**PROBLEM STATEMENT:** Please output the records below in full, exactly as given, but without the images.

**MATERIAL FOR THIS EXERCISE:**
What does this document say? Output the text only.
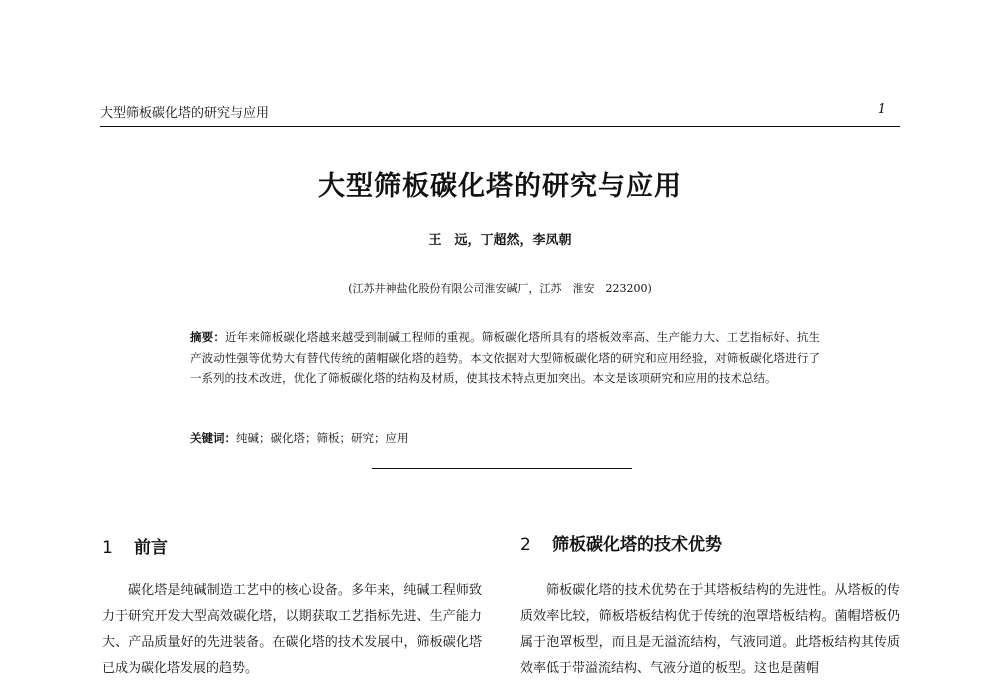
大型筛板碳化塔的研究与应用	1
大型筛板碳化塔的研究与应用
王　远，丁超然，李凤朝
(江苏井神盐化股份有限公司淮安碱厂，江苏　淮安　223200)
摘要：近年来筛板碳化塔越来越受到制碱工程师的重视。筛板碳化塔所具有的塔板效率高、生产能力大、工艺指标好、抗生产波动性强等优势大有替代传统的菌帽碳化塔的趋势。本文依据对大型筛板碳化塔的研究和应用经验，对筛板碳化塔进行了一系列的技术改进，优化了筛板碳化塔的结构及材质，使其技术特点更加突出。本文是该项研究和应用的技术总结。
关键词：纯碱；碳化塔；筛板；研究；应用
1 前言	2 筛板碳化塔的技术优势
碳化塔是纯碱制造工艺中的核心设备。多年来，纯碱工程师致力于研究开发大型高效碳化塔，以期获取工艺指标先进、生产能力大、产品质量好的先进装备。在碳化塔的技术发展中，筛板碳化塔已成为碳化塔发展的趋势。
筛板碳化塔的技术优势在于其塔板结构的先进性。从塔板的传质效率比较，筛板塔板结构优于传统的泡罩塔板结构。菌帽塔板仍属于泡罩板型，而且是无溢流结构，气液同道。此塔板结构其传质效率低于带溢流结构、气液分道的板型。这也是菌帽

**RESPONSE TO THIS TASK:**
What does this document say? Output the text only.
大型筛板碳化塔的研究与应用	1
大型筛板碳化塔的研究与应用
王　远，丁超然，李凤朝
(江苏井神盐化股份有限公司淮安碱厂，江苏　淮安　223200)
摘要：近年来筛板碳化塔越来越受到制碱工程师的重视。筛板碳化塔所具有的塔板效率高、生产能力大、工艺指标好、抗生产波动性强等优势大有替代传统的菌帽碳化塔的趋势。本文依据对大型筛板碳化塔的研究和应用经验，对筛板碳化塔进行了一系列的技术改进，优化了筛板碳化塔的结构及材质，使其技术特点更加突出。本文是该项研究和应用的技术总结。
关键词：纯碱；碳化塔；筛板；研究；应用
1 前言	2 筛板碳化塔的技术优势
碳化塔是纯碱制造工艺中的核心设备。多年来，纯碱工程师致力于研究开发大型高效碳化塔，以期获取工艺指标先进、生产能力大、产品质量好的先进装备。在碳化塔的技术发展中，筛板碳化塔已成为碳化塔发展的趋势。
筛板碳化塔的技术优势在于其塔板结构的先进性。从塔板的传质效率比较，筛板塔板结构优于传统的泡罩塔板结构。菌帽塔板仍属于泡罩板型，而且是无溢流结构，气液同道。此塔板结构其传质效率低于带溢流结构、气液分道的板型。这也是菌帽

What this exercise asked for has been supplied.